───── Records to use

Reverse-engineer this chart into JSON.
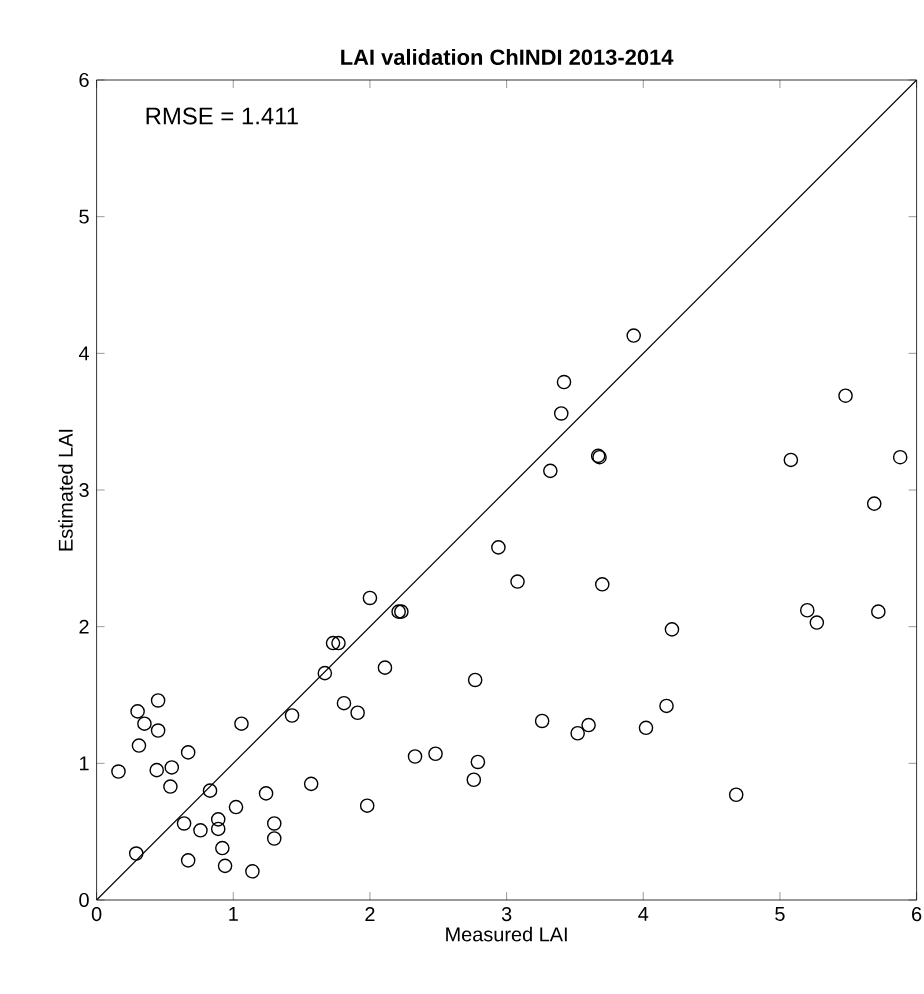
{
  "chart_data": {
    "type": "scatter",
    "title": "LAI validation   ChINDI 2013-2014",
    "xlabel": "Measured LAI",
    "ylabel": "Estimated LAI",
    "annotations": [
      "RMSE = 1.411"
    ],
    "xlim": [
      0,
      6
    ],
    "ylim": [
      0,
      6
    ],
    "xticks": [
      0,
      1,
      2,
      3,
      4,
      5,
      6
    ],
    "yticks": [
      0,
      1,
      2,
      3,
      4,
      5,
      6
    ],
    "marker": "circle",
    "series": [
      {
        "color": "#000000",
        "x": [
          0.16,
          0.29,
          0.3,
          0.31,
          0.35,
          0.45,
          0.45,
          0.44,
          0.55,
          0.54,
          0.67,
          0.64,
          0.67,
          0.76,
          0.83,
          0.89,
          0.89,
          0.92,
          0.94,
          1.02,
          1.06,
          1.14,
          1.24,
          1.3,
          1.3,
          1.43,
          1.57,
          1.67,
          1.73,
          1.77,
          1.81,
          1.91,
          1.98,
          2.0,
          2.11,
          2.21,
          2.23,
          2.33,
          2.48,
          2.76,
          2.77,
          2.79,
          3.93,
          3.42,
          3.4,
          3.67,
          3.68,
          3.32,
          2.94,
          3.08,
          3.7,
          4.21,
          3.26,
          3.52,
          3.6,
          4.02,
          4.17,
          4.68,
          5.48,
          5.08,
          5.69,
          5.2,
          5.27,
          5.72,
          5.88
        ],
        "values": [
          0.94,
          0.34,
          1.38,
          1.13,
          1.29,
          1.46,
          1.24,
          0.95,
          0.97,
          0.83,
          1.08,
          0.56,
          0.29,
          0.51,
          0.8,
          0.59,
          0.52,
          0.38,
          0.25,
          0.68,
          1.29,
          0.21,
          0.78,
          0.56,
          0.45,
          1.35,
          0.85,
          1.66,
          1.88,
          1.88,
          1.44,
          1.37,
          0.69,
          2.21,
          1.7,
          2.11,
          2.11,
          1.05,
          1.07,
          0.88,
          1.61,
          1.01,
          4.13,
          3.79,
          3.56,
          3.25,
          3.24,
          3.14,
          2.58,
          2.33,
          2.31,
          1.98,
          1.31,
          1.22,
          1.28,
          1.26,
          1.42,
          0.77,
          3.69,
          3.22,
          2.9,
          2.12,
          2.03,
          2.11,
          3.24
        ]
      },
      {
        "type": "line",
        "color": "#000000",
        "marker": "none",
        "x": [
          0,
          6
        ],
        "values": [
          0,
          6
        ]
      }
    ]
  }
}
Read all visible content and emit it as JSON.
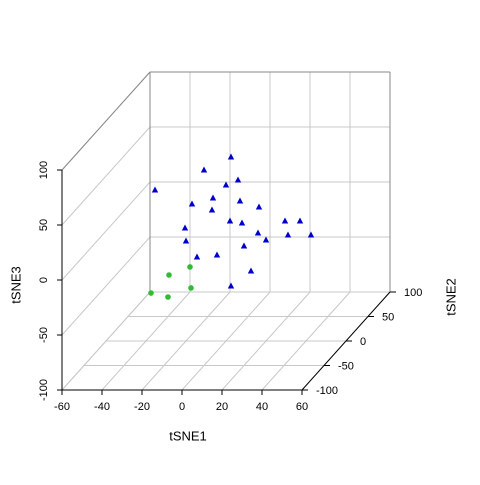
{
  "chart_data": {
    "type": "scatter3d",
    "x_label": "tSNE1",
    "y_label": "tSNE2",
    "z_label": "tSNE3",
    "xlim": [
      -60,
      60
    ],
    "ylim": [
      -100,
      100
    ],
    "zlim": [
      -100,
      100
    ],
    "xticks": [
      -60,
      -40,
      -20,
      0,
      20,
      40,
      60
    ],
    "yticks": [
      -100,
      -50,
      0,
      50,
      100
    ],
    "zticks": [
      -100,
      -50,
      0,
      50,
      100
    ],
    "grid": true,
    "series": [
      {
        "color": "#0000cc",
        "marker": "triangle",
        "x": [
          2.5,
          -11,
          6,
          0,
          -35.5,
          -6.5,
          7,
          -17,
          -7,
          16.5,
          2,
          8,
          29.5,
          37,
          -20.5,
          16,
          20,
          31,
          42.5,
          -20,
          9,
          -4.5,
          -14.5,
          12.5,
          2.5
        ],
        "y": [
          0,
          0,
          0,
          0,
          0,
          0,
          0,
          0,
          0,
          0,
          0,
          0,
          0,
          0,
          0,
          0,
          0,
          0,
          0,
          0,
          0,
          0,
          0,
          0,
          0
        ],
        "z": [
          67.3,
          55.5,
          46.4,
          41.8,
          37.3,
          30,
          27.3,
          24.5,
          19.1,
          21.8,
          9.1,
          7.3,
          9.1,
          9.1,
          2.7,
          -1.8,
          -8.2,
          -3.6,
          -3.6,
          -9.1,
          -13.6,
          -21.8,
          -23.6,
          -36.4,
          -50
        ]
      },
      {
        "color": "#33bb33",
        "marker": "circle",
        "x": [
          -28.5,
          -18,
          -17.5,
          -37.5,
          -29
        ],
        "y": [
          0,
          0,
          0,
          0,
          0
        ],
        "z": [
          -40,
          -32.7,
          -51.8,
          -56.4,
          -60
        ]
      }
    ]
  }
}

──────────

*Task instructions*: Every line containing the string "type" must be listed.

*Result of this task*:
    "type": "scatter",
        "type": "line",
    "type": "scatter3d",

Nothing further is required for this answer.